*TASKS TO COMPLETE*.
**a)** In the forum thread on earthquakes and tremors in Spain, which scheme covers earthquake damage instead of individual insurance companies?
**b)** Pick up the forum thread on earthquakes and tremors in Spain and continue it from the point where it stops.

*PASSAGE SHOWN*.
# Earthquake and tremors



## Aunty Anne (Oct 11, 2015)

Hello to everyone.

My husband and I are considering a move to Spain next year. Possibly Oliva.

On doing my research I discovered (amongst many other positive things) earthquakes/tremors are common 

The Mercia earthquake in 2011 caused deaths and property damage and raises the question of property insurance. Do Insurance Companies cover earthquake damage?

Does anyone know if tremors were felt in Oliva and if any damage was caused to property there please?

Thanks,
Aunty Anne.


----------



## xabiaxica (Jun 23, 2009)

Aunty Anne said:


> Hello to everyone.
> 
> My husband and I are considering a move to Spain next year. Possibly Oliva.
> 
> ...


:welcome:

my town is closer to Lorca which I imagine is the earthquake you mean, at 272 km than is Oliva at 292km & I don't recall any major tremors here - certainly no damage

that said, you're right that tremors are a pretty common occurrence in many areas & there is a fault line up this part of the coast

in nearly 12 years living here though, we haven't had any strong enough to cause any damage

you might find this useful Instituto Geográfico Nacional


----------



## Jumar (Mar 14, 2012)

We are very close to Lorca (25km approx.) and although we were told that the building shook a little when the earthquake happened (we were in England), there was no damage here. If we had no damage here Oliva is well away from the epicentre. No-one can guarantee that an earthquake will not happen anywhere so insurers cannot refuse to insure in places where it has not traditionally been the case. 

If you are not happy ask for an insurance quote before making a commitment.


----------



## Lynn R (Feb 21, 2014)

We've had a number of minor earthquakes in the area since I've lived here (there was one in the early hours of yestrday morning, 3.4 on the Richter scale and the epicentre was in Zafarraya) but I've not known anything about them until I read about them in the paper afterwards.

The OP asked about insurance cover. In Spain, "extraordinary events" such as earthquakes, floods and terrorism aren't covered by individual insurance companies but by a scheme called the Consorcio de Seguros, funded by a compulsory levy on all insurance companies. This document explains it:-


http://www.wfcatprogrammes.com/c/document_library/get_file?folderId=12566&name=DLFE-2804.pdf


----------



## The Skipper (Nov 26, 2014)

Aunty Anne said:


> Hello to everyone.
> 
> My husband and I are considering a move to Spain next year. Possibly Oliva.
> 
> ...


Several minor tremors have been reported in our part of Spain (North Alicante) since we moved here eight years ago but we were not aware of them at the time and no damage was reported that we heard about. The only earthquake we have actually been aware of as it was happening was in Cornwall about 20 years ago. Our house shook and many properties throughout the western half of the county suffered minor damage and items fell off shelves in many homes. It was amusing at the time because it happened on a Sunday morning as we were still in bed and I couldn´t resist making the obvious joke!


----------



## Alcalaina (Aug 6, 2010)

Far more damage is done by flash floods and freak hailstorms than by earthquakes. Don't buy a property near a dried-up riverbed!


----------



## baldilocks (Mar 7, 2010)

*SUPPLIED ENTRIES*.
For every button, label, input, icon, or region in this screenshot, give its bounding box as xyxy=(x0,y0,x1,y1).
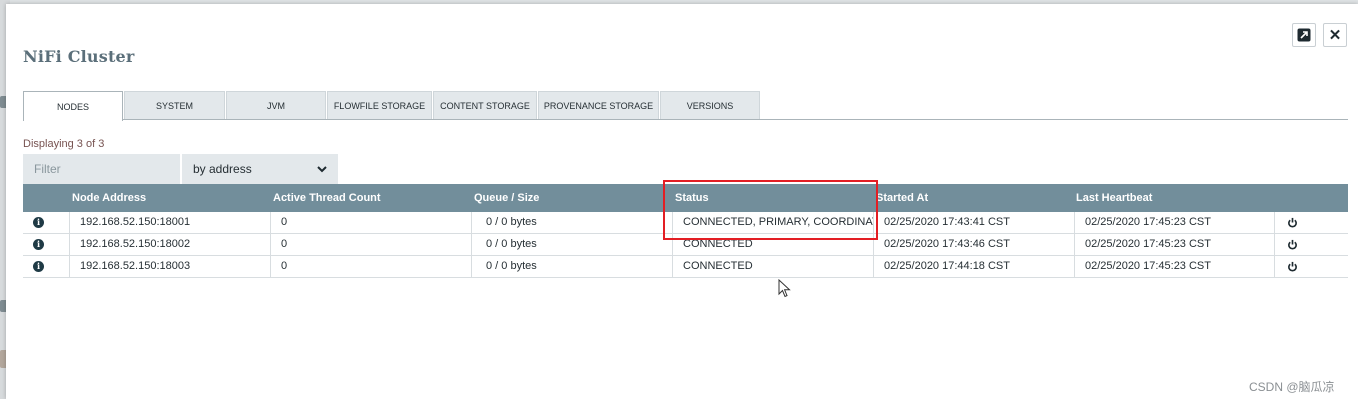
cell-node-address: 192.168.52.150:18001 xyxy=(69,212,270,233)
filter-by-value: by address xyxy=(193,162,252,176)
displaying-count: Displaying 3 of 3 xyxy=(23,138,105,150)
chevron-down-icon xyxy=(317,166,327,173)
power-icon[interactable] xyxy=(1287,239,1298,250)
tab-nodes[interactable]: NODES xyxy=(23,91,123,121)
cell-started-at: 02/25/2020 17:43:41 CST xyxy=(873,212,1074,233)
cell-started-at: 02/25/2020 17:44:18 CST xyxy=(873,256,1074,277)
tab-flowfile-storage[interactable]: FLOWFILE STORAGE xyxy=(327,91,432,120)
cell-queue-size: 0 / 0 bytes xyxy=(471,256,672,277)
tab-divider xyxy=(23,119,1348,120)
tab-jvm[interactable]: JVM xyxy=(226,91,326,120)
status-highlight-box xyxy=(663,180,878,240)
row-actions: i xyxy=(23,256,69,277)
info-icon[interactable]: i xyxy=(33,217,44,228)
cell-last-heartbeat: 02/25/2020 17:45:23 CST xyxy=(1074,256,1274,277)
cell-last-heartbeat: 02/25/2020 17:45:23 CST xyxy=(1074,212,1274,233)
filter-by-select[interactable]: by address xyxy=(182,154,338,184)
cell-node-address: 192.168.52.150:18003 xyxy=(69,256,270,277)
cell-active-threads: 0 xyxy=(270,234,471,255)
mouse-cursor-icon xyxy=(778,279,791,298)
row-disconnect xyxy=(1274,256,1348,277)
tab-provenance-storage[interactable]: PROVENANCE STORAGE xyxy=(538,91,659,120)
info-icon[interactable]: i xyxy=(33,239,44,250)
column-header-queue-size[interactable]: Queue / Size xyxy=(474,184,539,212)
nifi-cluster-dialog: NiFi Cluster ✕ NODES SYSTEM JVM FLOWFILE… xyxy=(6,4,1358,399)
watermark: CSDN @脑瓜凉 xyxy=(1249,380,1335,394)
power-icon[interactable] xyxy=(1287,261,1298,272)
close-button[interactable]: ✕ xyxy=(1323,23,1347,47)
cell-queue-size: 0 / 0 bytes xyxy=(471,212,672,233)
filter-input[interactable] xyxy=(23,154,180,184)
column-header-active-thread-count[interactable]: Active Thread Count xyxy=(273,184,381,212)
row-actions: i xyxy=(23,234,69,255)
tab-versions[interactable]: VERSIONS xyxy=(660,91,760,120)
power-icon[interactable] xyxy=(1287,217,1298,228)
table-row: i 192.168.52.150:18003 0 0 / 0 bytes CON… xyxy=(23,256,1348,278)
cell-node-address: 192.168.52.150:18002 xyxy=(69,234,270,255)
maximize-icon xyxy=(1297,28,1311,42)
cluster-tabs: NODES SYSTEM JVM FLOWFILE STORAGE CONTEN… xyxy=(23,91,761,121)
close-icon: ✕ xyxy=(1328,27,1342,44)
dialog-title: NiFi Cluster xyxy=(23,47,135,66)
tab-system[interactable]: SYSTEM xyxy=(124,91,225,120)
column-header-node-address[interactable]: Node Address xyxy=(72,184,146,212)
cell-active-threads: 0 xyxy=(270,256,471,277)
cell-started-at: 02/25/2020 17:43:46 CST xyxy=(873,234,1074,255)
cell-last-heartbeat: 02/25/2020 17:45:23 CST xyxy=(1074,234,1274,255)
info-icon[interactable]: i xyxy=(33,261,44,272)
cell-queue-size: 0 / 0 bytes xyxy=(471,234,672,255)
row-actions: i xyxy=(23,212,69,233)
cell-active-threads: 0 xyxy=(270,212,471,233)
maximize-button[interactable] xyxy=(1292,23,1316,47)
column-header-started-at[interactable]: Started At xyxy=(876,184,928,212)
tab-content-storage[interactable]: CONTENT STORAGE xyxy=(433,91,537,120)
row-disconnect xyxy=(1274,234,1348,255)
column-header-last-heartbeat[interactable]: Last Heartbeat xyxy=(1076,184,1152,212)
row-disconnect xyxy=(1274,212,1348,233)
cell-status: CONNECTED xyxy=(672,256,873,277)
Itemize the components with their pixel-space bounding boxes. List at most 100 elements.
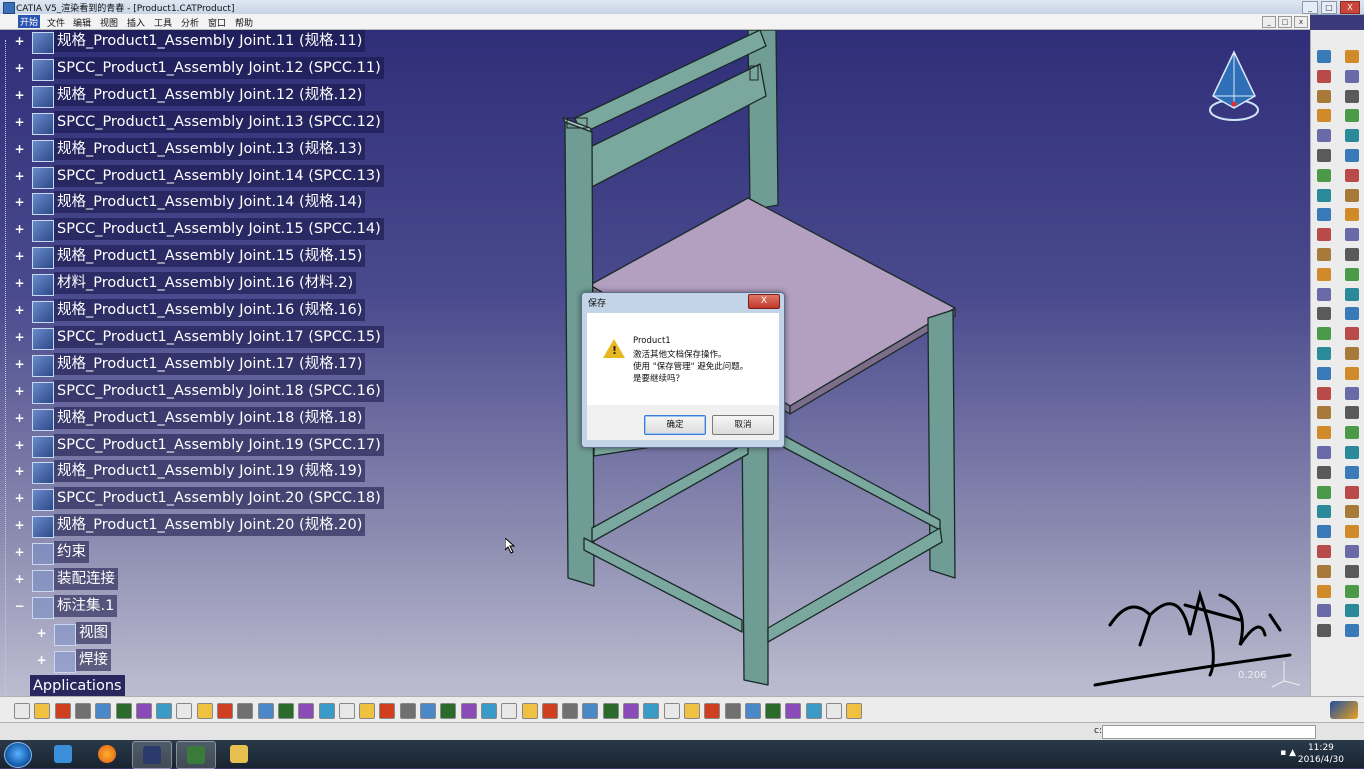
toolbar-tool-icon[interactable] [277,703,294,719]
toolbar-tool-icon[interactable] [501,703,518,719]
tree-node-label[interactable]: SPCC_Product1_Assembly Joint.17 (SPCC.15… [54,325,384,348]
tree-node-label[interactable]: SPCC_Product1_Assembly Joint.12 (SPCC.11… [54,56,384,79]
toolbar-tool-icon[interactable] [805,703,822,719]
toolbar-tool-icon[interactable] [1345,149,1359,162]
toolbar-tool-icon[interactable] [298,703,315,719]
tree-node-label[interactable]: SPCC_Product1_Assembly Joint.15 (SPCC.14… [54,218,384,241]
expand-icon[interactable]: + [14,465,25,477]
dialog-close-button[interactable]: X [748,294,780,309]
system-tray-icons[interactable]: ▪ ▲ [1280,748,1296,758]
toolbar-tool-icon[interactable] [34,703,51,719]
toolbar-tool-icon[interactable] [744,703,761,719]
toolbar-tool-icon[interactable] [1345,465,1359,479]
toolbar-tool-icon[interactable] [724,703,741,719]
menu-help[interactable]: 帮助 [235,16,253,29]
toolbar-tool-icon[interactable] [1345,545,1359,558]
toolbar-tool-icon[interactable] [14,703,30,719]
expand-icon[interactable]: + [14,62,25,74]
taskbar-app-catia[interactable] [132,741,172,769]
toolbar-tool-icon[interactable] [1345,109,1359,123]
toolbar-tool-icon[interactable] [135,703,152,719]
toolbar-tool-icon[interactable] [359,703,376,719]
tree-node-label[interactable]: SPCC_Product1_Assembly Joint.20 (SPCC.18… [54,487,384,510]
doc-close-button[interactable]: x [1294,16,1308,28]
expand-icon[interactable]: + [14,116,25,128]
expand-icon[interactable]: + [14,223,25,235]
toolbar-tool-icon[interactable] [1345,446,1359,459]
tree-node-label[interactable]: 规格_Product1_Assembly Joint.11 (规格.11) [54,30,366,52]
tree-node-label[interactable]: 焊接 [76,648,111,671]
toolbar-tool-icon[interactable] [1317,347,1331,360]
taskbar-app-network[interactable] [44,741,82,767]
toolbar-tool-icon[interactable] [683,703,700,719]
tree-node-label[interactable]: SPCC_Product1_Assembly Joint.14 (SPCC.13… [54,164,384,187]
expand-icon[interactable]: + [14,439,25,451]
tree-node-label[interactable]: 规格_Product1_Assembly Joint.16 (规格.16) [54,299,366,321]
tree-node-label[interactable]: 规格_Product1_Assembly Joint.12 (规格.12) [54,83,366,106]
toolbar-tool-icon[interactable] [1345,347,1359,360]
toolbar-tool-icon[interactable] [1345,208,1359,222]
toolbar-tool-icon[interactable] [1317,307,1331,321]
toolbar-tool-icon[interactable] [1317,228,1331,242]
toolbar-tool-icon[interactable] [846,703,863,719]
toolbar-tool-icon[interactable] [643,703,660,719]
toolbar-tool-icon[interactable] [1317,267,1331,281]
tree-node-label[interactable]: 规格_Product1_Assembly Joint.13 (规格.13) [54,137,366,160]
expand-icon[interactable]: + [14,250,25,262]
toolbar-tool-icon[interactable] [1345,525,1359,539]
toolbar-tool-icon[interactable] [1317,446,1331,459]
toolbar-tool-icon[interactable] [1317,248,1331,261]
menu-edit[interactable]: 编辑 [73,16,91,29]
toolbar-tool-icon[interactable] [399,703,416,719]
toolbar-tool-icon[interactable] [1317,109,1331,123]
toolbar-tool-icon[interactable] [1345,228,1359,242]
expand-icon[interactable]: + [14,331,25,343]
menu-tools[interactable]: 工具 [154,16,172,29]
expand-icon[interactable]: + [14,492,25,504]
menu-view[interactable]: 视图 [100,16,118,29]
toolbar-tool-icon[interactable] [1317,208,1331,222]
expand-icon[interactable]: + [14,304,25,316]
toolbar-tool-icon[interactable] [562,703,579,719]
toolbar-tool-icon[interactable] [1317,327,1331,341]
expand-icon[interactable]: + [14,143,25,155]
expand-icon[interactable]: + [36,627,47,639]
toolbar-tool-icon[interactable] [1317,129,1331,143]
menu-window[interactable]: 窗口 [208,16,226,29]
expand-icon[interactable]: + [14,277,25,289]
menu-start[interactable]: 开始 [18,15,41,28]
toolbar-tool-icon[interactable] [1317,584,1331,598]
expand-icon[interactable]: + [36,654,47,666]
toolbar-tool-icon[interactable] [1345,287,1359,301]
toolbar-tool-icon[interactable] [1345,624,1359,638]
expand-icon[interactable]: + [14,519,25,531]
toolbar-tool-icon[interactable] [115,703,132,719]
tree-node-label[interactable]: 视图 [76,621,111,644]
toolbar-tool-icon[interactable] [785,703,802,719]
toolbar-tool-icon[interactable] [1345,129,1359,143]
menu-analyze[interactable]: 分析 [181,16,199,29]
toolbar-tool-icon[interactable] [1345,307,1359,321]
expand-icon[interactable]: + [14,35,25,47]
expand-icon[interactable]: + [14,412,25,424]
maximize-button[interactable]: □ [1321,1,1337,14]
expand-icon[interactable]: + [14,573,25,585]
toolbar-tool-icon[interactable] [379,703,396,719]
command-input[interactable] [1102,725,1316,739]
toolbar-tool-icon[interactable] [318,703,335,719]
toolbar-tool-icon[interactable] [1345,505,1359,519]
toolbar-tool-icon[interactable] [1345,386,1359,400]
expand-icon[interactable]: + [14,196,25,208]
toolbar-tool-icon[interactable] [1317,505,1331,519]
toolbar-tool-icon[interactable] [1345,366,1359,380]
toolbar-tool-icon[interactable] [460,703,477,719]
toolbar-tool-icon[interactable] [1345,584,1359,598]
tree-node-label[interactable]: 规格_Product1_Assembly Joint.20 (规格.20) [54,514,366,537]
tree-node-label[interactable]: 规格_Product1_Assembly Joint.18 (规格.18) [54,406,366,429]
toolbar-tool-icon[interactable] [1317,624,1331,638]
menu-file[interactable]: 文件 [47,16,65,29]
toolbar-tool-icon[interactable] [440,703,457,719]
tree-node-label[interactable]: 装配连接 [54,568,118,590]
toolbar-tool-icon[interactable] [1345,327,1359,341]
toolbar-tool-icon[interactable] [1317,545,1331,558]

*WRITTEN ANSWERS*.
**a)** The Consorcio de Seguros, which is funded by a compulsory levy on all insurance companies.

**b)**
Nearest to us was 3.6 about 11km away - never felt a thing.


----------



## baldilocks (Mar 7, 2010)

Alcalaina said:


> Far more damage is done by flash floods and freak hailstorms than by earthquakes. Don't buy a property near a dried-up riverbed!


because this is what can happen:


----------



## gus-lopez (Jan 4, 2010)

there is an earth tremor somewhere in Spain nearly every day. The 'consorcio' use assessors , vast amount are solicitors on retention, to liase with claimants. 
I didn't claim after the earthquake , even though we had some minor damage but did after the 'Gota Fria' the following year when we were flooded.


----------



## Aunty Anne (Oct 11, 2015)

Thanks for the welcome and the reply.
Will check out any and all links.
AA


----------



## Aunty Anne (Oct 11, 2015)

Thanks Jaws.
We will be following all advice.
AA


----------



## Aunty Anne (Oct 11, 2015)

Oookay. Must remember to get the wellies and arm bands insured too )
Thanks.
AA


----------



## Aunty Anne (Oct 11, 2015)

Thank you, Lynn.

I have made a note and added to the list.

AA


----------



## Lynn R (Feb 21, 2014)

Aunty Anne said:


> Thank you, Lynn.
> 
> I have made a note and added to the list.
> 
> AA


I don't think there is anything you need to do, or in fact can do, regarding the consorcio. You would take out a home insurance policy which covers you for fire, theft, accidental damage, etc. in the normal way, and things like earthquakes, floods etc. would be mentioned in the policy document as excluded risks. If you were affected by such an event you would then contact the consorcio (details of how to do it get published in the affected area) and they would send one of their assessores to inspect the damage. I'm sure it would be a pretty long drawn out process, though, and all the more so in the case of something really major.

What I'm not sure about is whether, in the case of householders who don't have home insurance, they are eligible for cover via the consorcio or not? It wouldn't surprise me if they weren't, if the consorcio funds come from a compulsory surcharge on all insurance policies. Does anyone know?


----------



## Lolito (Aug 25, 2012)

Erm... we live in Oliva, since 2012, and never felt the earth moving... lol ! 

Maybe you should use the Facebook page for Brits in Oliva, https://www.facebook.com/groups/freetheolivaone/?fref=ts 

'The new oliva tatler' is called.


----------



## gus-lopez (Jan 4, 2010)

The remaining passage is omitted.